#### [Problem requirements]
Please return the full listing below without altering anything.

── Record excerpts

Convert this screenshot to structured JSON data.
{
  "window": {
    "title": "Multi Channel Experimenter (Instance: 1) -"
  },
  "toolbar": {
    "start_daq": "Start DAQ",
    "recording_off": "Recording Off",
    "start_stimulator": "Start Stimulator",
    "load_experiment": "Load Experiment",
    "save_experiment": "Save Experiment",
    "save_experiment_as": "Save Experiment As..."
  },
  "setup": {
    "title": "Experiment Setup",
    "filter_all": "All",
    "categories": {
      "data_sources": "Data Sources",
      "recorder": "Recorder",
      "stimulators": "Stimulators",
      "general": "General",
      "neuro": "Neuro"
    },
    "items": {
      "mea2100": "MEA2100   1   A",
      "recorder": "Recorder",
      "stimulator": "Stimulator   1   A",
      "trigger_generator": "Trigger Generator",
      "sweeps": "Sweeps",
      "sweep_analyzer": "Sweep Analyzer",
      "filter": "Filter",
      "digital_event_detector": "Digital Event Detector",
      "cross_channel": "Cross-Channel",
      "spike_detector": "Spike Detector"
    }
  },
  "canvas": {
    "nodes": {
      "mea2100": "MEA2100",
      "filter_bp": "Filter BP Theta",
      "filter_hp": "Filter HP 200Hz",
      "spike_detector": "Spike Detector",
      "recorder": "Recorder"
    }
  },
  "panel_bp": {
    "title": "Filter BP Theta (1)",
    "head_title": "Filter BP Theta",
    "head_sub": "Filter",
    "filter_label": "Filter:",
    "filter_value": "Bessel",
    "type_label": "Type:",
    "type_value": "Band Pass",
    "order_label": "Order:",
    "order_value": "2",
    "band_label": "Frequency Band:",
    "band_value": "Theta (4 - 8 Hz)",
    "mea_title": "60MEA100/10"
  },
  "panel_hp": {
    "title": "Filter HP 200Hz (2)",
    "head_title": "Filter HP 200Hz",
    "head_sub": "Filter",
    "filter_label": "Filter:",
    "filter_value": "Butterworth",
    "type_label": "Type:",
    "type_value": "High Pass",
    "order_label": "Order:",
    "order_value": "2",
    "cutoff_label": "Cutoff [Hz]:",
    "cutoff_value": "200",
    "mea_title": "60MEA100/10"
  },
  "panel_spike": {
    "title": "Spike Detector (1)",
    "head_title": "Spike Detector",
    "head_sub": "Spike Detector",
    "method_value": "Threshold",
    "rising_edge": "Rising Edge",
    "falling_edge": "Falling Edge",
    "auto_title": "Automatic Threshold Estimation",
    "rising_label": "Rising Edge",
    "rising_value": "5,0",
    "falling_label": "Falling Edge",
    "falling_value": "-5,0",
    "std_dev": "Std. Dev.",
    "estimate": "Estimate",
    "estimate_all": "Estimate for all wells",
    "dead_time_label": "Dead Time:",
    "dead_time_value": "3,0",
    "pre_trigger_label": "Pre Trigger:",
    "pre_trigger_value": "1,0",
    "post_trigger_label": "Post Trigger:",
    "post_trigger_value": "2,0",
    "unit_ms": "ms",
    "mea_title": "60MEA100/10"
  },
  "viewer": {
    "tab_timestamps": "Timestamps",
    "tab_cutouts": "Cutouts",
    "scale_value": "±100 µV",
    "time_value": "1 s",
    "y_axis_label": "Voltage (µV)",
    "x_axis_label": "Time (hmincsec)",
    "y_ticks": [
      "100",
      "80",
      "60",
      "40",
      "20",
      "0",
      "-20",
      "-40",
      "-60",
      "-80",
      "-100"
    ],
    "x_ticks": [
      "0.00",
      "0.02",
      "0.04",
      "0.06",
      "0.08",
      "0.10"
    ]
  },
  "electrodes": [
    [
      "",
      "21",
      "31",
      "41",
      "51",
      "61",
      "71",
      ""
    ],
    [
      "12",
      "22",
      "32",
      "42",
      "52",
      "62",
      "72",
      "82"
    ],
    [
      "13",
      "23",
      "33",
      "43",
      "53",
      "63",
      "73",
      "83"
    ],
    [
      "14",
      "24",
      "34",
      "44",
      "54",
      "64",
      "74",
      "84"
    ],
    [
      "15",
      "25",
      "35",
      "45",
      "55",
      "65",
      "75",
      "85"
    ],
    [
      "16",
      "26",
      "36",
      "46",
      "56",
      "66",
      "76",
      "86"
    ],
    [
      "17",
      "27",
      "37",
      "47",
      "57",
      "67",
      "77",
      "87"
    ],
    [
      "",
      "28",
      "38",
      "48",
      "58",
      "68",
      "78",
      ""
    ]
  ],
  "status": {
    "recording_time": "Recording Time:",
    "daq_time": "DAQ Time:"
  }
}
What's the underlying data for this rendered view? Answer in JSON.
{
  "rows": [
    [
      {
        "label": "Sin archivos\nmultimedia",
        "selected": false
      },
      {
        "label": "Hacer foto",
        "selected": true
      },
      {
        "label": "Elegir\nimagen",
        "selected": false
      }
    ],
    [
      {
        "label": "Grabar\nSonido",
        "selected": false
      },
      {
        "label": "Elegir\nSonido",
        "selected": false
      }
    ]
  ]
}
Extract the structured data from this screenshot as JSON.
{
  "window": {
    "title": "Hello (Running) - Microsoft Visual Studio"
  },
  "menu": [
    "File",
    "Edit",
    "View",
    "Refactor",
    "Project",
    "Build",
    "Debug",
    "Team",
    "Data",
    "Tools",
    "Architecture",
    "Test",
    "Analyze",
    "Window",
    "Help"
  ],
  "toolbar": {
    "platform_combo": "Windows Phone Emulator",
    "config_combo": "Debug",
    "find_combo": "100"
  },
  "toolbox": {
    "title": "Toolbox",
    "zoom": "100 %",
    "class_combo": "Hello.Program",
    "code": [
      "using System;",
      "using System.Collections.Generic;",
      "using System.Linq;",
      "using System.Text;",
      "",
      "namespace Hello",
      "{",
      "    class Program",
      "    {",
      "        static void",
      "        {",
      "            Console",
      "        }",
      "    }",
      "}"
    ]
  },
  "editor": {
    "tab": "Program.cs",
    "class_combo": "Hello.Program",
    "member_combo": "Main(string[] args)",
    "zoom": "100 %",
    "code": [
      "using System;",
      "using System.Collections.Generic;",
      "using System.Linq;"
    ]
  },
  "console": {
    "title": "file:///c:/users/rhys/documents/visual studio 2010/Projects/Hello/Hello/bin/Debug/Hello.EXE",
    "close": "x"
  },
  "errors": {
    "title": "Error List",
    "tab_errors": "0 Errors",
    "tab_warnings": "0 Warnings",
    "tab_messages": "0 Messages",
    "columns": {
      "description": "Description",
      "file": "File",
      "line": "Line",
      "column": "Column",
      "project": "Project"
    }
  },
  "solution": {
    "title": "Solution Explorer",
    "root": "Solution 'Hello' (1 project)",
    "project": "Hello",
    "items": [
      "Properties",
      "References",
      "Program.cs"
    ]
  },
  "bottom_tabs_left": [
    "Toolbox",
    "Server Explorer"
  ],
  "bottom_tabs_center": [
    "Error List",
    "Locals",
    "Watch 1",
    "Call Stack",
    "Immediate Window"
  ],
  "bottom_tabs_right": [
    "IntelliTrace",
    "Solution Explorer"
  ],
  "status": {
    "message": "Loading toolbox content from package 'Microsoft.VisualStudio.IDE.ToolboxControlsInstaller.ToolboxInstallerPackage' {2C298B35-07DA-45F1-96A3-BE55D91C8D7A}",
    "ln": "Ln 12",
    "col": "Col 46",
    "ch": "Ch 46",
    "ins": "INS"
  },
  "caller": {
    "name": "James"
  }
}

────

#### [Task output]
Convert this screenshot to structured JSON data.
{
  "window": {
    "title": "Multi Channel Experimenter (Instance: 1) -"
  },
  "toolbar": {
    "start_daq": "Start DAQ",
    "recording_off": "Recording Off",
    "start_stimulator": "Start Stimulator",
    "load_experiment": "Load Experiment",
    "save_experiment": "Save Experiment",
    "save_experiment_as": "Save Experiment As..."
  },
  "setup": {
    "title": "Experiment Setup",
    "filter_all": "All",
    "categories": {
      "data_sources": "Data Sources",
      "recorder": "Recorder",
      "stimulators": "Stimulators",
      "general": "General",
      "neuro": "Neuro"
    },
    "items": {
      "mea2100": "MEA2100   1   A",
      "recorder": "Recorder",
      "stimulator": "Stimulator   1   A",
      "trigger_generator": "Trigger Generator",
      "sweeps": "Sweeps",
      "sweep_analyzer": "Sweep Analyzer",
      "filter": "Filter",
      "digital_event_detector": "Digital Event Detector",
      "cross_channel": "Cross-Channel",
      "spike_detector": "Spike Detector"
    }
  },
  "canvas": {
    "nodes": {
      "mea2100": "MEA2100",
      "filter_bp": "Filter BP Theta",
      "filter_hp": "Filter HP 200Hz",
      "spike_detector": "Spike Detector",
      "recorder": "Recorder"
    }
  },
  "panel_bp": {
    "title": "Filter BP Theta (1)",
    "head_title": "Filter BP Theta",
    "head_sub": "Filter",
    "filter_label": "Filter:",
    "filter_value": "Bessel",
    "type_label": "Type:",
    "type_value": "Band Pass",
    "order_label": "Order:",
    "order_value": "2",
    "band_label": "Frequency Band:",
    "band_value": "Theta (4 - 8 Hz)",
    "mea_title": "60MEA100/10"
  },
  "panel_hp": {
    "title": "Filter HP 200Hz (2)",
    "head_title": "Filter HP 200Hz",
    "head_sub": "Filter",
    "filter_label": "Filter:",
    "filter_value": "Butterworth",
    "type_label": "Type:",
    "type_value": "High Pass",
    "order_label": "Order:",
    "order_value": "2",
    "cutoff_label": "Cutoff [Hz]:",
    "cutoff_value": "200",
    "mea_title": "60MEA100/10"
  },
  "panel_spike": {
    "title": "Spike Detector (1)",
    "head_title": "Spike Detector",
    "head_sub": "Spike Detector",
    "method_value": "Threshold",
    "rising_edge": "Rising Edge",
    "falling_edge": "Falling Edge",
    "auto_title": "Automatic Threshold Estimation",
    "rising_label": "Rising Edge",
    "rising_value": "5,0",
    "falling_label": "Falling Edge",
    "falling_value": "-5,0",
    "std_dev": "Std. Dev.",
    "estimate": "Estimate",
    "estimate_all": "Estimate for all wells",
    "dead_time_label": "Dead Time:",
    "dead_time_value": "3,0",
    "pre_trigger_label": "Pre Trigger:",
    "pre_trigger_value": "1,0",
    "post_trigger_label": "Post Trigger:",
    "post_trigger_value": "2,0",
    "unit_ms": "ms",
    "mea_title": "60MEA100/10"
  },
  "viewer": {
    "tab_timestamps": "Timestamps",
    "tab_cutouts": "Cutouts",
    "scale_value": "±100 µV",
    "time_value": "1 s",
    "y_axis_label": "Voltage (µV)",
    "x_axis_label": "Time (hmincsec)",
    "y_ticks": [
      "100",
      "80",
      "60",
      "40",
      "20",
      "0",
      "-20",
      "-40",
      "-60",
      "-80",
      "-100"
    ],
    "x_ticks": [
      "0.00",
      "0.02",
      "0.04",
      "0.06",
      "0.08",
      "0.10"
    ]
  },
  "electrodes": [
    [
      "",
      "21",
      "31",
      "41",
      "51",
      "61",
      "71",
      ""
    ],
    [
      "12",
      "22",
      "32",
      "42",
      "52",
      "62",
      "72",
      "82"
    ],
    [
      "13",
      "23",
      "33",
      "43",
      "53",
      "63",
      "73",
      "83"
    ],
    [
      "14",
      "24",
      "34",
      "44",
      "54",
      "64",
      "74",
      "84"
    ],
    [
      "15",
      "25",
      "35",
      "45",
      "55",
      "65",
      "75",
      "85"
    ],
    [
      "16",
      "26",
      "36",
      "46",
      "56",
      "66",
      "76",
      "86"
    ],
    [
      "17",
      "27",
      "37",
      "47",
      "57",
      "67",
      "77",
      "87"
    ],
    [
      "",
      "28",
      "38",
      "48",
      "58",
      "68",
      "78",
      ""
    ]
  ],
  "status": {
    "recording_time": "Recording Time:",
    "daq_time": "DAQ Time:"
  }
}
What's the underlying data for this rendered view? Answer in JSON.
{
  "rows": [
    [
      {
        "label": "Sin archivos\nmultimedia",
        "selected": false
      },
      {
        "label": "Hacer foto",
        "selected": true
      },
      {
        "label": "Elegir\nimagen",
        "selected": false
      }
    ],
    [
      {
        "label": "Grabar\nSonido",
        "selected": false
      },
      {
        "label": "Elegir\nSonido",
        "selected": false
      }
    ]
  ]
}
Extract the structured data from this screenshot as JSON.
{
  "window": {
    "title": "Hello (Running) - Microsoft Visual Studio"
  },
  "menu": [
    "File",
    "Edit",
    "View",
    "Refactor",
    "Project",
    "Build",
    "Debug",
    "Team",
    "Data",
    "Tools",
    "Architecture",
    "Test",
    "Analyze",
    "Window",
    "Help"
  ],
  "toolbar": {
    "platform_combo": "Windows Phone Emulator",
    "config_combo": "Debug",
    "find_combo": "100"
  },
  "toolbox": {
    "title": "Toolbox",
    "zoom": "100 %",
    "class_combo": "Hello.Program",
    "code": [
      "using System;",
      "using System.Collections.Generic;",
      "using System.Linq;",
      "using System.Text;",
      "",
      "namespace Hello",
      "{",
      "    class Program",
      "    {",
      "        static void",
      "        {",
      "            Console",
      "        }",
      "    }",
      "}"
    ]
  },
  "editor": {
    "tab": "Program.cs",
    "class_combo": "Hello.Program",
    "member_combo": "Main(string[] args)",
    "zoom": "100 %",
    "code": [
      "using System;",
      "using System.Collections.Generic;",
      "using System.Linq;"
    ]
  },
  "console": {
    "title": "file:///c:/users/rhys/documents/visual studio 2010/Projects/Hello/Hello/bin/Debug/Hello.EXE",
    "close": "x"
  },
  "errors": {
    "title": "Error List",
    "tab_errors": "0 Errors",
    "tab_warnings": "0 Warnings",
    "tab_messages": "0 Messages",
    "columns": {
      "description": "Description",
      "file": "File",
      "line": "Line",
      "column": "Column",
      "project": "Project"
    }
  },
  "solution": {
    "title": "Solution Explorer",
    "root": "Solution 'Hello' (1 project)",
    "project": "Hello",
    "items": [
      "Properties",
      "References",
      "Program.cs"
    ]
  },
  "bottom_tabs_left": [
    "Toolbox",
    "Server Explorer"
  ],
  "bottom_tabs_center": [
    "Error List",
    "Locals",
    "Watch 1",
    "Call Stack",
    "Immediate Window"
  ],
  "bottom_tabs_right": [
    "IntelliTrace",
    "Solution Explorer"
  ],
  "status": {
    "message": "Loading toolbox content from package 'Microsoft.VisualStudio.IDE.ToolboxControlsInstaller.ToolboxInstallerPackage' {2C298B35-07DA-45F1-96A3-BE55D91C8D7A}",
    "ln": "Ln 12",
    "col": "Col 46",
    "ch": "Ch 46",
    "ins": "INS"
  },
  "caller": {
    "name": "James"
  }
}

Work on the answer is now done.